- **Data extract**
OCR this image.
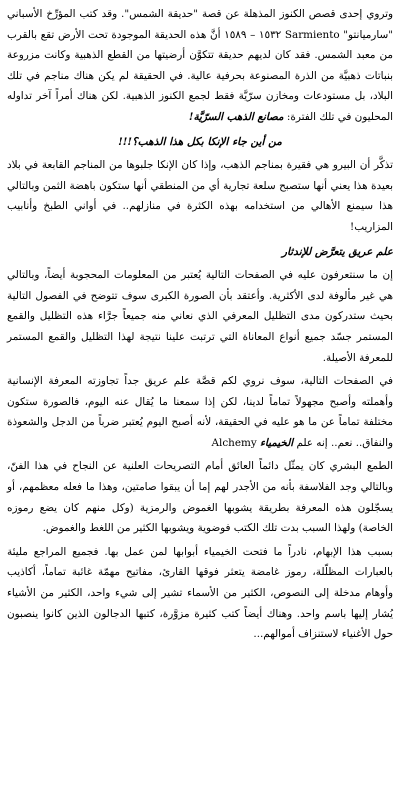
وتروي إحدى قصص الكنوز المذهلة عن قصة "حديقة الشمس". وقد كتب المؤرِّخ الأسباني "سارميانتو" Sarmiento ١٥٣٢ – ١٥٨٩ أنَّ هذه الحديقة الموجودة تحت الأرض تقع بالقرب من معبد الشمس. فقد كان لديهم حديقة تتكوَّن أرضيتها من القطع الذهبية وكانت مزروعة بنباتات ذهبيَّة من الذرة المصنوعة بحرفية عالية. في الحقيقة لم يكن هناك مناجم في تلك البلاد، بل مستودعات ومخازن سرّيَّة فقط لجمع الكنوز الذهبية. لكن هناك أمراً آخر تداوله المحليون في تلك الفترة: مصانع الذهب السرّيَّة!

من أين جاء الإنكا بكل هذا الذهب؟!!!

تذكَّر أن البيرو هي فقيرة بمناجم الذهب، وإذا كان الإنكا جلبوها من المناجم القابعة في بلاد بعيدة هذا يعني أنها ستصبح سلعة تجارية أي من المنطقي أنها ستكون باهضة الثمن وبالتالي هذا سيمنع الأهالي من استخدامه بهذه الكثرة في منازلهم.. في أواني الطبخ وأنابيب المزاريب!

علم عريق يتعرَّض للإندثار

إن ما سنتعرفون عليه في الصفحات التالية يُعتبر من المعلومات المحجوبة أيضاً، وبالتالي هي غير مألوفة لدى الأكثرية. وأعتقد بأن الصورة الكبرى سوف تتوضح في الفصول التالية بحيث ستدركون مدى التظليل المعرفي الذي نعاني منه جميعاً جرَّاء هذه التظليل والقمع المستمر جسّد جميع أنواع المعاناة التي ترتبت علينا نتيجة لهذا التظليل والقمع المستمر للمعرفة الأصيلة.

في الصفحات التالية، سوف نروي لكم قصَّة علم عريق جداً تجاوزته المعرفة الإنسانية وأهملته وأصبح مجهولاً تماماً لدينا، لكن إذا سمعنا ما يُقال عنه اليوم، فالصورة ستكون مختلفة تماماً عن ما هو عليه في الحقيقة، لأنه أصبح اليوم يُعتبر ضرباً من الدجل والشعوذة والنفاق.. نعم.. إنه علم الخيمياء Alchemy

الطمع البشري كان يمثّل دائماً العائق أمام التصريحات العلنية عن النجاح في هذا الفنّ، وبالتالي وجد الفلاسفة بأنه من الأجدر لهم إما أن يبقوا صامتين، وهذا ما فعله معظمهم، أو يسجّلون هذه المعرفة بطريقة يشوبها الغموض والرمزية (وكل منهم كان يضع رموزه الخاصة) ولهذا السبب بدت تلك الكتب فوضوية ويشوبها الكثير من اللغط والغموض.

بسبب هذا الإبهام، نادراً ما فتحت الخيمياء أبوابها لمن عمل بها. فجميع المراجع مليئة بالعبارات المظلّلة، رموز غامضة يتعثر فوقها القارئ، مفاتيح مهمّة غائبة تماماً، أكاذيب وأوهام مدخلة إلى النصوص، الكثير من الأسماء تشير إلى شيء واحد، الكثير من الأشياء يُشار إليها باسم واحد. وهناك أيضاً كتب كثيرة مزوَّرة، كتبها الدجالون الذين كانوا ينصبون حول الأغنياء لاستنزاف أموالهم...
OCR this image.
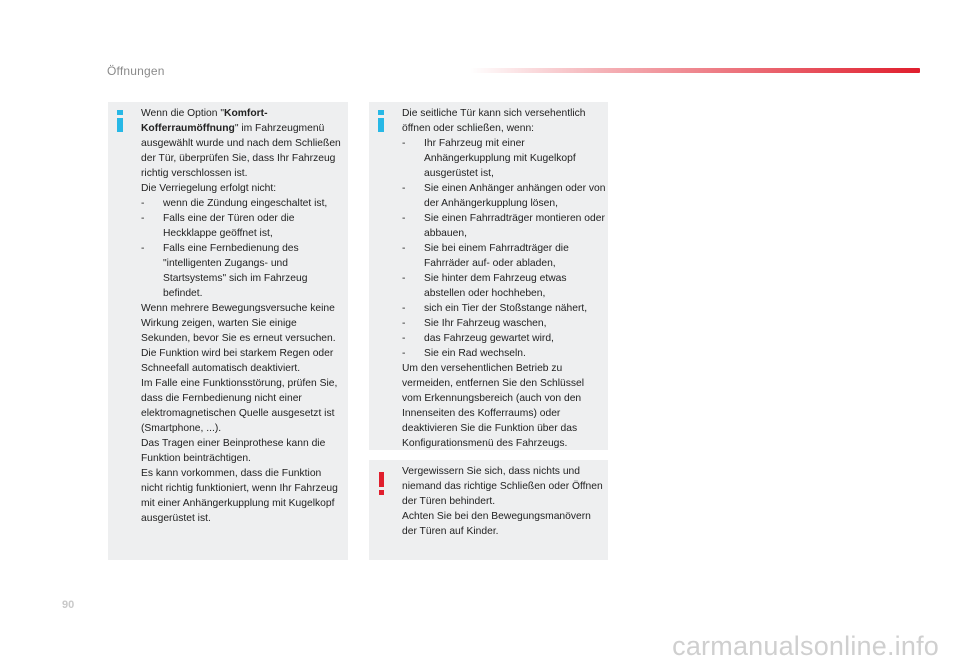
Öffnungen
Wenn die Option "Komfort-Kofferraumöffnung" im Fahrzeugmenü ausgewählt wurde und nach dem Schließen der Tür, überprüfen Sie, dass Ihr Fahrzeug richtig verschlossen ist.
Die Verriegelung erfolgt nicht:
- wenn die Zündung eingeschaltet ist,
- Falls eine der Türen oder die Heckklappe geöffnet ist,
- Falls eine Fernbedienung des "intelligenten Zugangs- und Startsystems" sich im Fahrzeug befindet.
Wenn mehrere Bewegungsversuche keine Wirkung zeigen, warten Sie einige Sekunden, bevor Sie es erneut versuchen.
Die Funktion wird bei starkem Regen oder Schneefall automatisch deaktiviert.
Im Falle eine Funktionsstörung, prüfen Sie, dass die Fernbedienung nicht einer elektromagnetischen Quelle ausgesetzt ist (Smartphone, ...).
Das Tragen einer Beinprothese kann die Funktion beinträchtigen.
Es kann vorkommen, dass die Funktion nicht richtig funktioniert, wenn Ihr Fahrzeug mit einer Anhängerkupplung mit Kugelkopf ausgerüstet ist.
Die seitliche Tür kann sich versehentlich öffnen oder schließen, wenn:
- Ihr Fahrzeug mit einer Anhängerkupplung mit Kugelkopf ausgerüstet ist,
- Sie einen Anhänger anhängen oder von der Anhängerkupplung lösen,
- Sie einen Fahrradträger montieren oder abbauen,
- Sie bei einem Fahrradträger die Fahrräder auf- oder abladen,
- Sie hinter dem Fahrzeug etwas abstellen oder hochheben,
- sich ein Tier der Stoßstange nähert,
- Sie Ihr Fahrzeug waschen,
- das Fahrzeug gewartet wird,
- Sie ein Rad wechseln.
Um den versehentlichen Betrieb zu vermeiden, entfernen Sie den Schlüssel vom Erkennungsbereich (auch von den Innenseiten des Kofferraums) oder deaktivieren Sie die Funktion über das Konfigurationsmenü des Fahrzeugs.
Vergewissern Sie sich, dass nichts und niemand das richtige Schließen oder Öffnen der Türen behindert.
Achten Sie bei den Bewegungsmanövern der Türen auf Kinder.
90
carmanualsonline.info
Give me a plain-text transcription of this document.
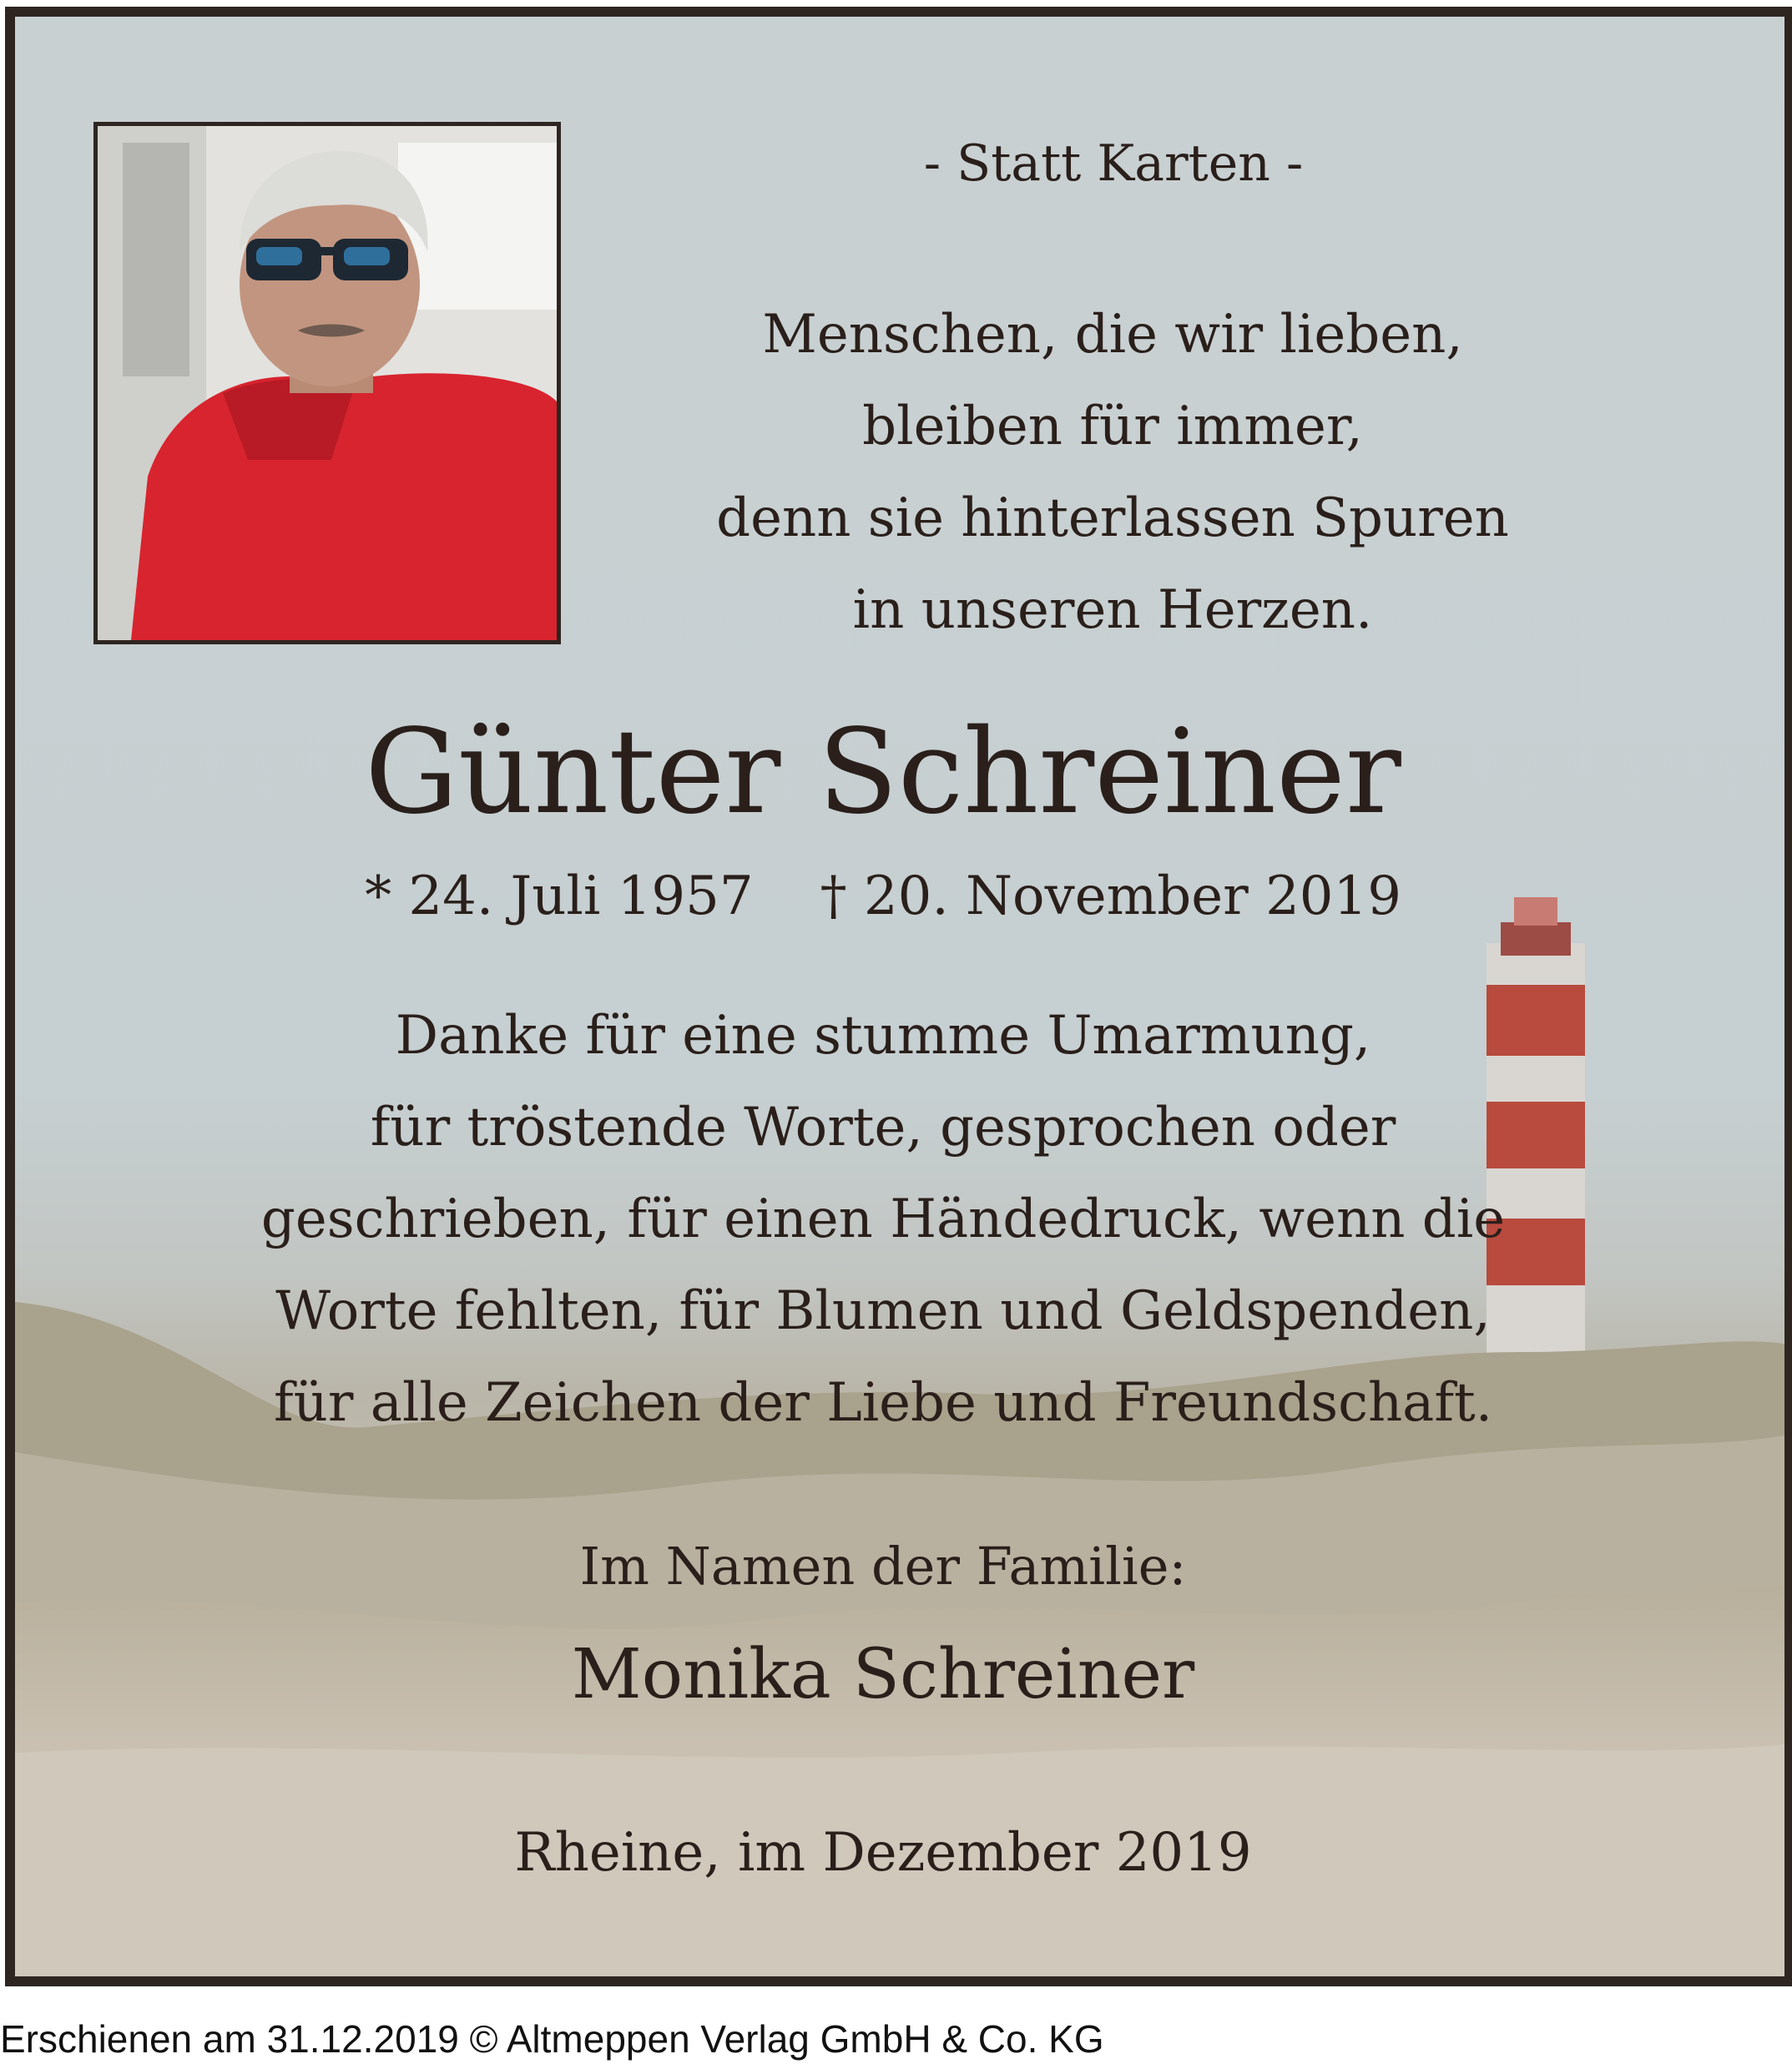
- Statt Karten -
Menschen, die wir lieben,
bleiben für immer,
denn sie hinterlassen Spuren
in unseren Herzen.
Günter Schreiner
* 24. Juli 1957 † 20. November 2019
Danke für eine stumme Umarmung,
für tröstende Worte, gesprochen oder
geschrieben, für einen Händedruck, wenn die
Worte fehlten, für Blumen und Geldspenden,
für alle Zeichen der Liebe und Freundschaft.
Im Namen der Familie:
Monika Schreiner
Rheine, im Dezember 2019
Erschienen am 31.12.2019 © Altmeppen Verlag GmbH & Co. KG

- **Stated goal**
Search the material above for "kann". Pull out each line where it shows up.

- **Response to the task**
Das Tragen einer Beinprothese kann die Funktion beinträchtigen.
Es kann vorkommen, dass die Funktion nicht richtig funktioniert, wenn Ihr Fahrzeug mit einer Anhängerkupplung mit Kugelkopf ausgerüstet ist.
Die seitliche Tür kann sich versehentlich öffnen oder schließen, wenn:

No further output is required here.